Work instructions:
Make an exact copy of the data below, leaving out every picture.

Source material:
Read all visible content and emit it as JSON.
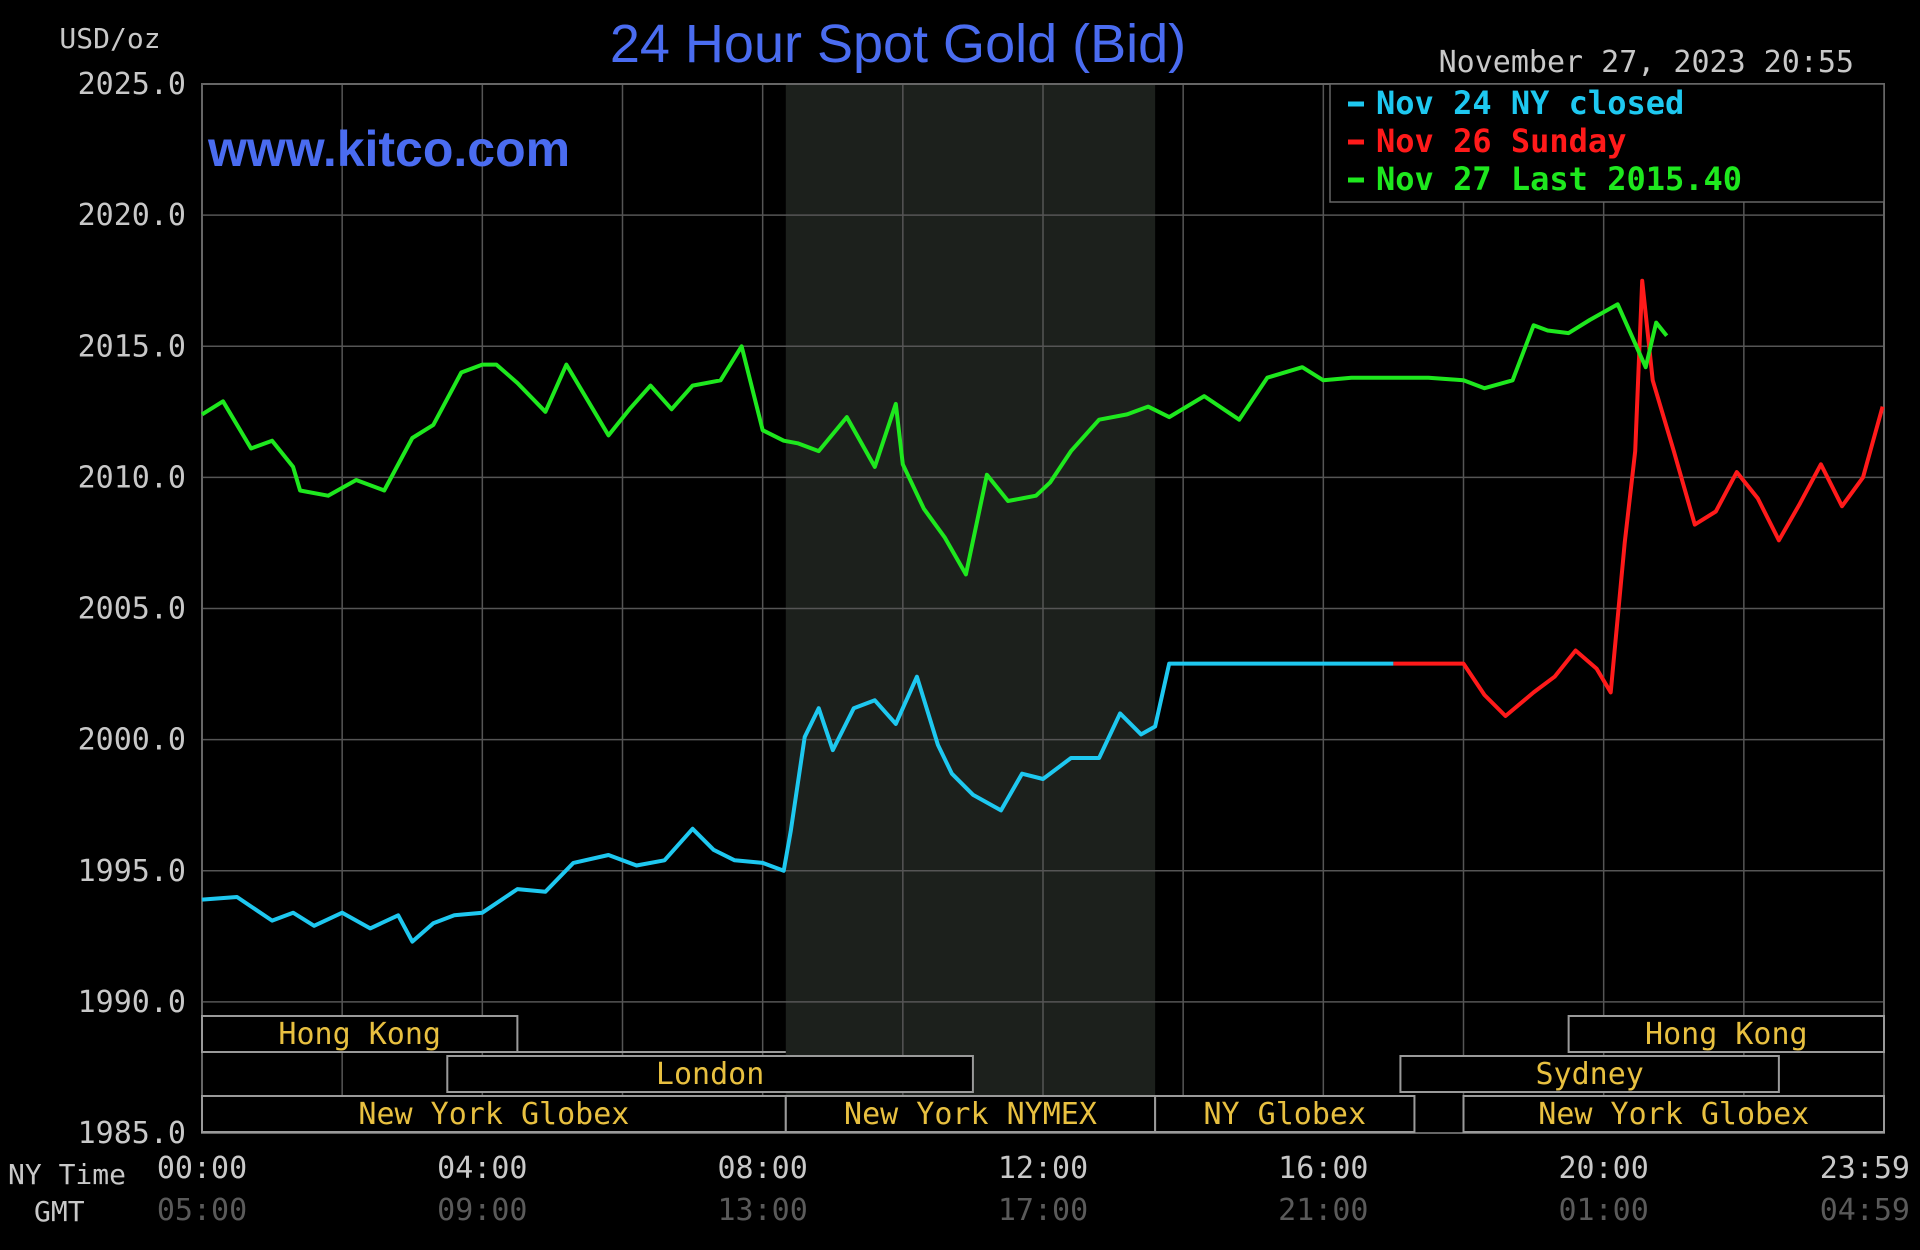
{
  "chart_data": {
    "type": "line",
    "title": "24 Hour Spot Gold (Bid)",
    "ylabel": "USD/oz",
    "watermark": "www.kitco.com",
    "timestamp": "November 27, 2023 20:55",
    "ylim": [
      1985.0,
      2025.0
    ],
    "y_ticks": [
      "2025.0",
      "2020.0",
      "2015.0",
      "2010.0",
      "2005.0",
      "2000.0",
      "1995.0",
      "1990.0",
      "1985.0"
    ],
    "x_axis_label_ny": "NY Time",
    "x_axis_label_gmt": "GMT",
    "x_ticks_ny": [
      "00:00",
      "04:00",
      "08:00",
      "12:00",
      "16:00",
      "20:00",
      "23:59"
    ],
    "x_ticks_gmt": [
      "05:00",
      "09:00",
      "13:00",
      "17:00",
      "21:00",
      "01:00",
      "04:59"
    ],
    "grid": true,
    "legend_position": "top-right",
    "legend": [
      {
        "label": "Nov 24 NY closed",
        "color": "#1ec8f0"
      },
      {
        "label": "Nov 26 Sunday",
        "color": "#ff1a1a"
      },
      {
        "label": "Nov 27 Last 2015.40",
        "color": "#1ee81e"
      }
    ],
    "sessions": {
      "top": [
        {
          "label": "Hong Kong"
        },
        {
          "label": "Hong Kong"
        }
      ],
      "middle": [
        {
          "label": "London"
        },
        {
          "label": "Sydney"
        }
      ],
      "bottom": [
        {
          "label": "New York Globex"
        },
        {
          "label": "New York NYMEX"
        },
        {
          "label": "NY Globex"
        },
        {
          "label": "New York Globex"
        }
      ]
    },
    "series": [
      {
        "name": "Nov 24 NY closed",
        "color": "#1ec8f0",
        "x": [
          0.0,
          0.5,
          1.0,
          1.3,
          1.6,
          2.0,
          2.4,
          2.8,
          3.0,
          3.3,
          3.6,
          4.0,
          4.5,
          4.9,
          5.3,
          5.8,
          6.2,
          6.6,
          7.0,
          7.3,
          7.6,
          8.0,
          8.3,
          8.4,
          8.6,
          8.8,
          9.0,
          9.3,
          9.6,
          9.9,
          10.2,
          10.5,
          10.7,
          11.0,
          11.4,
          11.7,
          12.0,
          12.4,
          12.8,
          13.1,
          13.4,
          13.6,
          13.8,
          15.0,
          17.0
        ],
        "values": [
          1993.9,
          1994.0,
          1993.1,
          1993.4,
          1992.9,
          1993.4,
          1992.8,
          1993.3,
          1992.3,
          1993.0,
          1993.3,
          1993.4,
          1994.3,
          1994.2,
          1995.3,
          1995.6,
          1995.2,
          1995.4,
          1996.6,
          1995.8,
          1995.4,
          1995.3,
          1995.0,
          1996.5,
          2000.1,
          2001.2,
          1999.6,
          2001.2,
          2001.5,
          2000.6,
          2002.4,
          1999.8,
          1998.7,
          1997.9,
          1997.3,
          1998.7,
          1998.5,
          1999.3,
          1999.3,
          2001.0,
          2000.2,
          2000.5,
          2002.9,
          2002.9,
          2002.9
        ]
      },
      {
        "name": "Nov 26 Sunday",
        "color": "#ff1a1a",
        "x": [
          17.0,
          18.0,
          18.3,
          18.6,
          19.0,
          19.3,
          19.6,
          19.9,
          20.1,
          20.3,
          20.45,
          20.55,
          20.7,
          21.0,
          21.3,
          21.6,
          21.9,
          22.2,
          22.5,
          22.8,
          23.1,
          23.4,
          23.7,
          23.98
        ],
        "values": [
          2002.9,
          2002.9,
          2001.7,
          2000.9,
          2001.8,
          2002.4,
          2003.4,
          2002.7,
          2001.8,
          2007.5,
          2011.0,
          2017.5,
          2013.7,
          2011.0,
          2008.2,
          2008.7,
          2010.2,
          2009.2,
          2007.6,
          2009.0,
          2010.5,
          2008.9,
          2010.0,
          2012.7
        ]
      },
      {
        "name": "Nov 27 Last 2015.40",
        "color": "#1ee81e",
        "x": [
          0.0,
          0.3,
          0.7,
          1.0,
          1.3,
          1.4,
          1.8,
          2.2,
          2.6,
          3.0,
          3.3,
          3.7,
          4.0,
          4.2,
          4.5,
          4.9,
          5.2,
          5.6,
          5.8,
          6.1,
          6.4,
          6.7,
          7.0,
          7.4,
          7.7,
          8.0,
          8.3,
          8.5,
          8.8,
          9.2,
          9.6,
          9.9,
          10.0,
          10.3,
          10.6,
          10.9,
          11.2,
          11.5,
          11.7,
          11.9,
          12.1,
          12.4,
          12.8,
          13.2,
          13.5,
          13.8,
          14.3,
          14.8,
          15.2,
          15.7,
          16.0,
          16.4,
          16.8,
          17.5,
          18.0,
          18.3,
          18.7,
          19.0,
          19.2,
          19.5,
          19.8,
          20.2,
          20.5,
          20.6,
          20.75,
          20.9
        ],
        "values": [
          2012.4,
          2012.9,
          2011.1,
          2011.4,
          2010.4,
          2009.5,
          2009.3,
          2009.9,
          2009.5,
          2011.5,
          2012.0,
          2014.0,
          2014.3,
          2014.3,
          2013.6,
          2012.5,
          2014.3,
          2012.5,
          2011.6,
          2012.6,
          2013.5,
          2012.6,
          2013.5,
          2013.7,
          2015.0,
          2011.8,
          2011.4,
          2011.3,
          2011.0,
          2012.3,
          2010.4,
          2012.8,
          2010.5,
          2008.8,
          2007.7,
          2006.3,
          2010.1,
          2009.1,
          2009.2,
          2009.3,
          2009.8,
          2011.0,
          2012.2,
          2012.4,
          2012.7,
          2012.3,
          2013.1,
          2012.2,
          2013.8,
          2014.2,
          2013.7,
          2013.8,
          2013.8,
          2013.8,
          2013.7,
          2013.4,
          2013.7,
          2015.8,
          2015.6,
          2015.5,
          2016.0,
          2016.6,
          2014.8,
          2014.2,
          2015.9,
          2015.4
        ]
      }
    ]
  }
}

Result of the exercise:
Read all visible content and emit it as JSON.
{
  "chart_data": {
    "type": "line",
    "title": "24 Hour Spot Gold (Bid)",
    "ylabel": "USD/oz",
    "watermark": "www.kitco.com",
    "timestamp": "November 27, 2023 20:55",
    "ylim": [
      1985.0,
      2025.0
    ],
    "y_ticks": [
      "2025.0",
      "2020.0",
      "2015.0",
      "2010.0",
      "2005.0",
      "2000.0",
      "1995.0",
      "1990.0",
      "1985.0"
    ],
    "x_axis_label_ny": "NY Time",
    "x_axis_label_gmt": "GMT",
    "x_ticks_ny": [
      "00:00",
      "04:00",
      "08:00",
      "12:00",
      "16:00",
      "20:00",
      "23:59"
    ],
    "x_ticks_gmt": [
      "05:00",
      "09:00",
      "13:00",
      "17:00",
      "21:00",
      "01:00",
      "04:59"
    ],
    "grid": true,
    "legend_position": "top-right",
    "legend": [
      {
        "label": "Nov 24 NY closed",
        "color": "#1ec8f0"
      },
      {
        "label": "Nov 26 Sunday",
        "color": "#ff1a1a"
      },
      {
        "label": "Nov 27 Last 2015.40",
        "color": "#1ee81e"
      }
    ],
    "sessions": {
      "top": [
        {
          "label": "Hong Kong"
        },
        {
          "label": "Hong Kong"
        }
      ],
      "middle": [
        {
          "label": "London"
        },
        {
          "label": "Sydney"
        }
      ],
      "bottom": [
        {
          "label": "New York Globex"
        },
        {
          "label": "New York NYMEX"
        },
        {
          "label": "NY Globex"
        },
        {
          "label": "New York Globex"
        }
      ]
    },
    "series": [
      {
        "name": "Nov 24 NY closed",
        "color": "#1ec8f0",
        "x": [
          0.0,
          0.5,
          1.0,
          1.3,
          1.6,
          2.0,
          2.4,
          2.8,
          3.0,
          3.3,
          3.6,
          4.0,
          4.5,
          4.9,
          5.3,
          5.8,
          6.2,
          6.6,
          7.0,
          7.3,
          7.6,
          8.0,
          8.3,
          8.4,
          8.6,
          8.8,
          9.0,
          9.3,
          9.6,
          9.9,
          10.2,
          10.5,
          10.7,
          11.0,
          11.4,
          11.7,
          12.0,
          12.4,
          12.8,
          13.1,
          13.4,
          13.6,
          13.8,
          15.0,
          17.0
        ],
        "values": [
          1993.9,
          1994.0,
          1993.1,
          1993.4,
          1992.9,
          1993.4,
          1992.8,
          1993.3,
          1992.3,
          1993.0,
          1993.3,
          1993.4,
          1994.3,
          1994.2,
          1995.3,
          1995.6,
          1995.2,
          1995.4,
          1996.6,
          1995.8,
          1995.4,
          1995.3,
          1995.0,
          1996.5,
          2000.1,
          2001.2,
          1999.6,
          2001.2,
          2001.5,
          2000.6,
          2002.4,
          1999.8,
          1998.7,
          1997.9,
          1997.3,
          1998.7,
          1998.5,
          1999.3,
          1999.3,
          2001.0,
          2000.2,
          2000.5,
          2002.9,
          2002.9,
          2002.9
        ]
      },
      {
        "name": "Nov 26 Sunday",
        "color": "#ff1a1a",
        "x": [
          17.0,
          18.0,
          18.3,
          18.6,
          19.0,
          19.3,
          19.6,
          19.9,
          20.1,
          20.3,
          20.45,
          20.55,
          20.7,
          21.0,
          21.3,
          21.6,
          21.9,
          22.2,
          22.5,
          22.8,
          23.1,
          23.4,
          23.7,
          23.98
        ],
        "values": [
          2002.9,
          2002.9,
          2001.7,
          2000.9,
          2001.8,
          2002.4,
          2003.4,
          2002.7,
          2001.8,
          2007.5,
          2011.0,
          2017.5,
          2013.7,
          2011.0,
          2008.2,
          2008.7,
          2010.2,
          2009.2,
          2007.6,
          2009.0,
          2010.5,
          2008.9,
          2010.0,
          2012.7
        ]
      },
      {
        "name": "Nov 27 Last 2015.40",
        "color": "#1ee81e",
        "x": [
          0.0,
          0.3,
          0.7,
          1.0,
          1.3,
          1.4,
          1.8,
          2.2,
          2.6,
          3.0,
          3.3,
          3.7,
          4.0,
          4.2,
          4.5,
          4.9,
          5.2,
          5.6,
          5.8,
          6.1,
          6.4,
          6.7,
          7.0,
          7.4,
          7.7,
          8.0,
          8.3,
          8.5,
          8.8,
          9.2,
          9.6,
          9.9,
          10.0,
          10.3,
          10.6,
          10.9,
          11.2,
          11.5,
          11.7,
          11.9,
          12.1,
          12.4,
          12.8,
          13.2,
          13.5,
          13.8,
          14.3,
          14.8,
          15.2,
          15.7,
          16.0,
          16.4,
          16.8,
          17.5,
          18.0,
          18.3,
          18.7,
          19.0,
          19.2,
          19.5,
          19.8,
          20.2,
          20.5,
          20.6,
          20.75,
          20.9
        ],
        "values": [
          2012.4,
          2012.9,
          2011.1,
          2011.4,
          2010.4,
          2009.5,
          2009.3,
          2009.9,
          2009.5,
          2011.5,
          2012.0,
          2014.0,
          2014.3,
          2014.3,
          2013.6,
          2012.5,
          2014.3,
          2012.5,
          2011.6,
          2012.6,
          2013.5,
          2012.6,
          2013.5,
          2013.7,
          2015.0,
          2011.8,
          2011.4,
          2011.3,
          2011.0,
          2012.3,
          2010.4,
          2012.8,
          2010.5,
          2008.8,
          2007.7,
          2006.3,
          2010.1,
          2009.1,
          2009.2,
          2009.3,
          2009.8,
          2011.0,
          2012.2,
          2012.4,
          2012.7,
          2012.3,
          2013.1,
          2012.2,
          2013.8,
          2014.2,
          2013.7,
          2013.8,
          2013.8,
          2013.8,
          2013.7,
          2013.4,
          2013.7,
          2015.8,
          2015.6,
          2015.5,
          2016.0,
          2016.6,
          2014.8,
          2014.2,
          2015.9,
          2015.4
        ]
      }
    ]
  }
}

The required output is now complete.